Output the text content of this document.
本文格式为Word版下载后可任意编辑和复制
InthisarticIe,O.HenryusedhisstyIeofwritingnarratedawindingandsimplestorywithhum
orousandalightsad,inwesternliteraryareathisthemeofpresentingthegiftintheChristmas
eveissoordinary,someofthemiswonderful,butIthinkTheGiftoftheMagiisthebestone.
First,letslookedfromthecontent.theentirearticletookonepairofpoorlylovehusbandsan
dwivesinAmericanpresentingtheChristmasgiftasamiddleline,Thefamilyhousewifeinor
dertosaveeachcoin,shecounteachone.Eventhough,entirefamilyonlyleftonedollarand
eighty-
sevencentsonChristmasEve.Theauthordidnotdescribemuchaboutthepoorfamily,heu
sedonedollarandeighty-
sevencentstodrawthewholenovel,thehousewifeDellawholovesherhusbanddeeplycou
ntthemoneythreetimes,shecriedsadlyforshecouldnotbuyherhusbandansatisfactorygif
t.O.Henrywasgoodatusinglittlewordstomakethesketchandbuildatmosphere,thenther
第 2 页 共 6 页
==========
→ **INSTRUCTIONS FOR THE TASK**
Write out the listing once more, matching it exactly.

→ **TASK RESPONSE**
Output the text content of this document.
本文格式为Word版下载后可任意编辑和复制
InthisarticIe,O.HenryusedhisstyIeofwritingnarratedawindingandsimplestorywithhum
orousandalightsad,inwesternliteraryareathisthemeofpresentingthegiftintheChristmas
eveissoordinary,someofthemiswonderful,butIthinkTheGiftoftheMagiisthebestone.
First,letslookedfromthecontent.theentirearticletookonepairofpoorlylovehusbandsan
dwivesinAmericanpresentingtheChristmasgiftasamiddleline,Thefamilyhousewifeinor
dertosaveeachcoin,shecounteachone.Eventhough,entirefamilyonlyleftonedollarand
eighty-
sevencentsonChristmasEve.Theauthordidnotdescribemuchaboutthepoorfamily,heu
sedonedollarandeighty-
sevencentstodrawthewholenovel,thehousewifeDellawholovesherhusbanddeeplycou
ntthemoneythreetimes,shecriedsadlyforshecouldnotbuyherhusbandansatisfactorygif
t.O.Henrywasgoodatusinglittlewordstomakethesketchandbuildatmosphere,thenther
第 2 页 共 6 页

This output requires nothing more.